**Exercise prompt:** Of the lines in this material, how many contain "RBAC"? Answer with a single number only.

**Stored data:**
----

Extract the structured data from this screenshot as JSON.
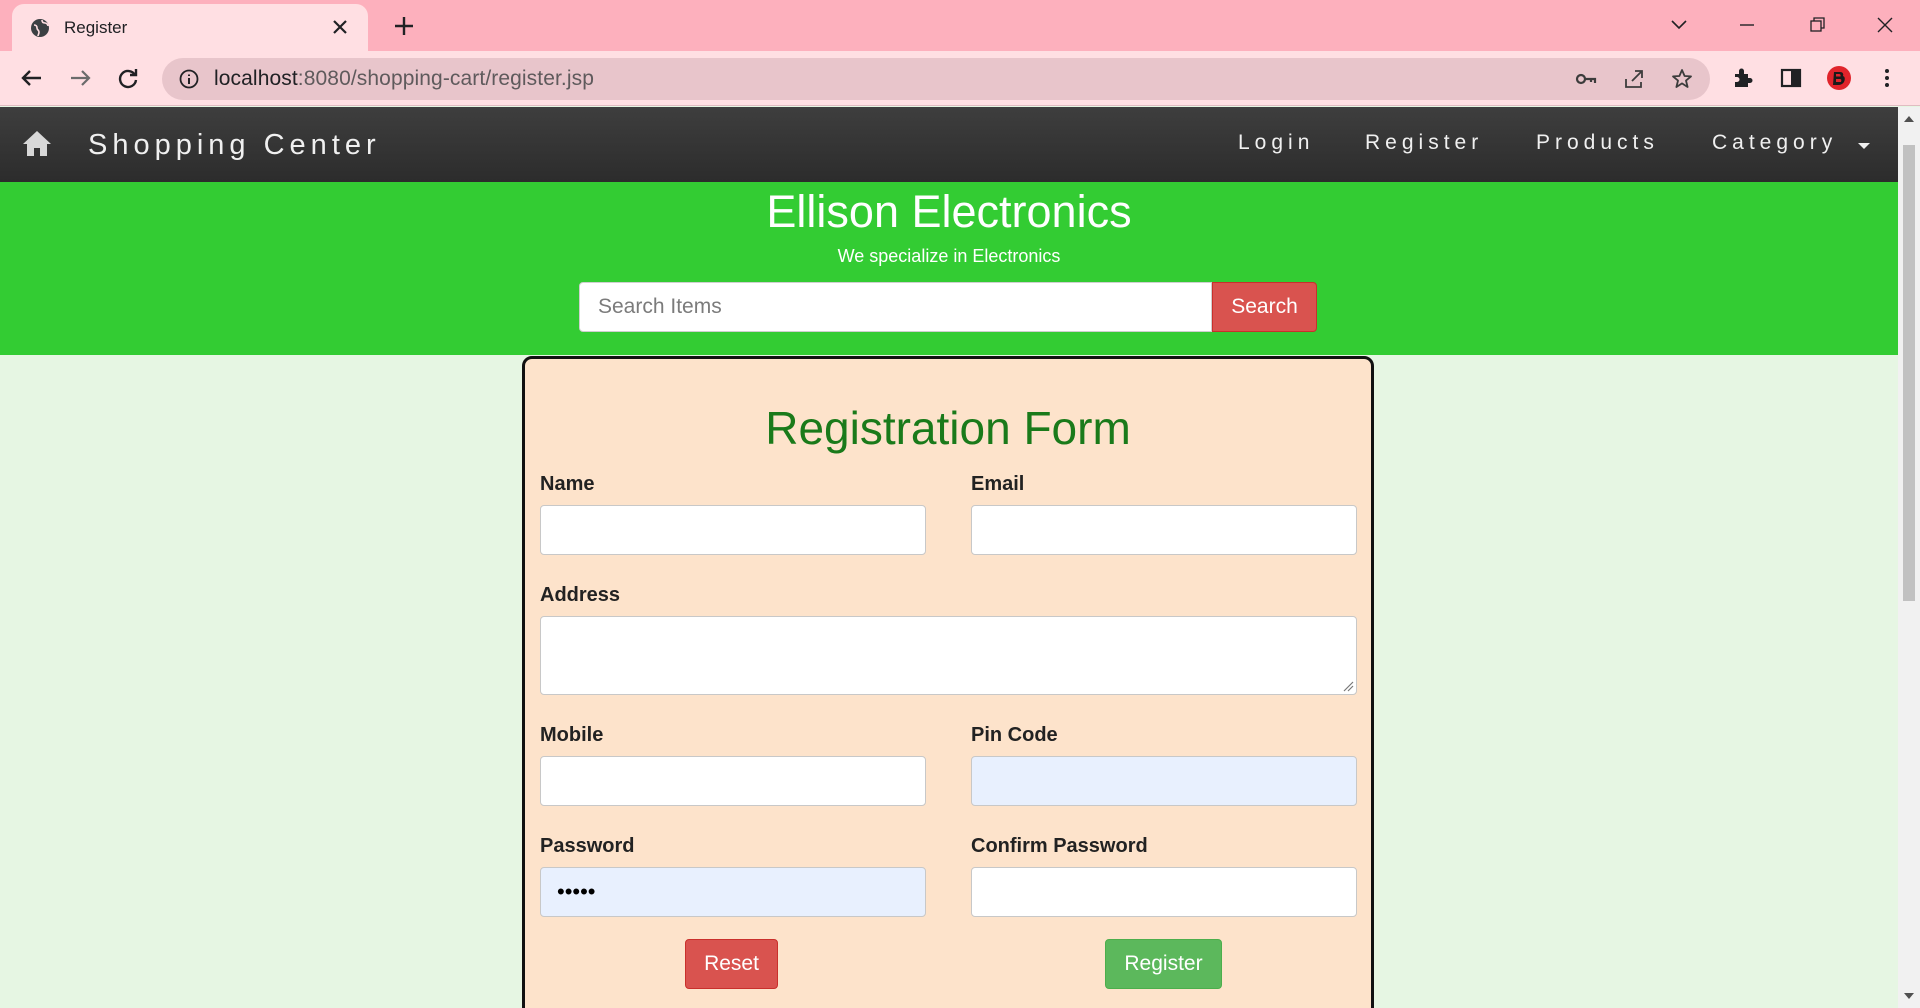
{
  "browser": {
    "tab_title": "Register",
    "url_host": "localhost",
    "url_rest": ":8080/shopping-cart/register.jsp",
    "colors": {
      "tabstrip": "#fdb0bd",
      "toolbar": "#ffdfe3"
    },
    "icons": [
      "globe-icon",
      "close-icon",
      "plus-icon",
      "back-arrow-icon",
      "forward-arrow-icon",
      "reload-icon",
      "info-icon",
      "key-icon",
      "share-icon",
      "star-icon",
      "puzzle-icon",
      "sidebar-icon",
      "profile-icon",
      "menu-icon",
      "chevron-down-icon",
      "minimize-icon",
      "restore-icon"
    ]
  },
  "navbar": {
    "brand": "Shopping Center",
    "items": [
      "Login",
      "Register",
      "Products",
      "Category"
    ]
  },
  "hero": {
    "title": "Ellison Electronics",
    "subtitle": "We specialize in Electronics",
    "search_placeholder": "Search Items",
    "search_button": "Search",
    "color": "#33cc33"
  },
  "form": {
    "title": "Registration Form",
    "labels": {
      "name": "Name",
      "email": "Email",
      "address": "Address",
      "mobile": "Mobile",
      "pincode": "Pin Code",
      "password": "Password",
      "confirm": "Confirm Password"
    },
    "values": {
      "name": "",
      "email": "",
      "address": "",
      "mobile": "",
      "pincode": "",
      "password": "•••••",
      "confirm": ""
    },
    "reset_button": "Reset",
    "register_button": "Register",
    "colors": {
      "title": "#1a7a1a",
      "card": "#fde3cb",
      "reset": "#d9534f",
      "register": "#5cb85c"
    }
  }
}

----

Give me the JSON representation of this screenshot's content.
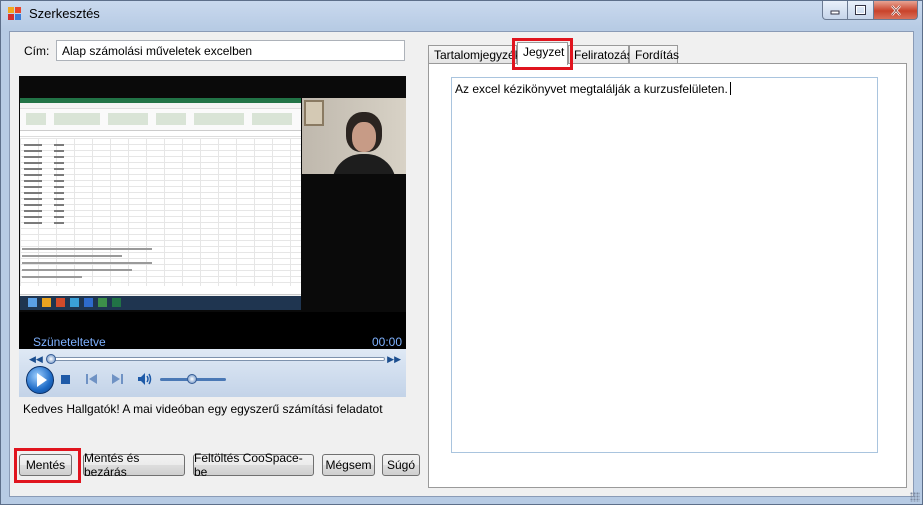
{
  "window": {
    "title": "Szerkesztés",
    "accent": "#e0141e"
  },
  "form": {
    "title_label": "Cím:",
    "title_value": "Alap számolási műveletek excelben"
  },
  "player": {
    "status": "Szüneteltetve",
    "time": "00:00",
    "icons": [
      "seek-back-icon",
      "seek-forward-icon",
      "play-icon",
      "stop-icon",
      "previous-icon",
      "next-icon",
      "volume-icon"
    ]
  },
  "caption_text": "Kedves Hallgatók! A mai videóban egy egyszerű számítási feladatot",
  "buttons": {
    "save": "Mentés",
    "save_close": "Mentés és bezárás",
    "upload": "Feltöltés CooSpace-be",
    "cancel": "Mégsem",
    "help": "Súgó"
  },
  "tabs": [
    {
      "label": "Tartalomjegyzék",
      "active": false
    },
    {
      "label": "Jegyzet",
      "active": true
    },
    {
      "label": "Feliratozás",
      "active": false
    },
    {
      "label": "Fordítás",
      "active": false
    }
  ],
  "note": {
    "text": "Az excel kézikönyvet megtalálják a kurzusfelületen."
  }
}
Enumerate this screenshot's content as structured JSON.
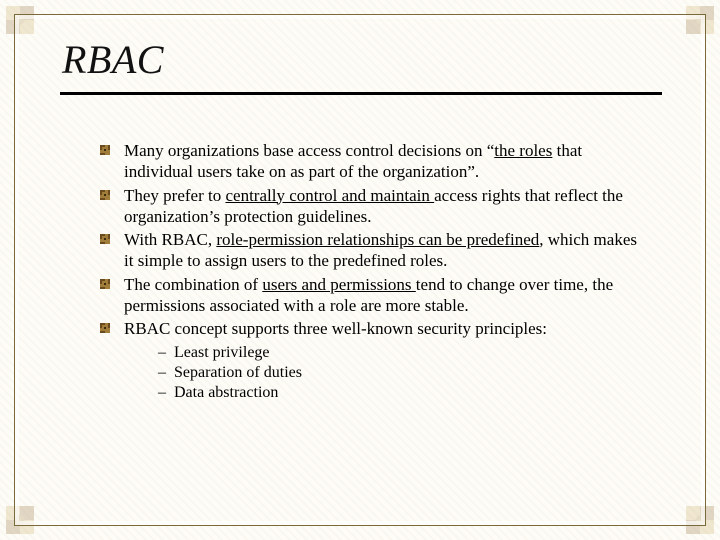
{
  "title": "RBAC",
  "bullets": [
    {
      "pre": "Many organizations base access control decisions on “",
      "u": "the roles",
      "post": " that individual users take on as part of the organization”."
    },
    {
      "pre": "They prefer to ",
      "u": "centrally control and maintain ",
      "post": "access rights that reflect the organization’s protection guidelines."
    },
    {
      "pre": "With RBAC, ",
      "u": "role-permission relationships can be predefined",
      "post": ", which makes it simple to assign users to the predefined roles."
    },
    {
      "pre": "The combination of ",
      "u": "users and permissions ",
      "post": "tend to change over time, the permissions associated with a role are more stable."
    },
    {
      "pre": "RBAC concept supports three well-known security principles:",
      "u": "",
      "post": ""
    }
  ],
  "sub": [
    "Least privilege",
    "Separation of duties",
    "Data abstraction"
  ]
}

----

**Correct answer:** 3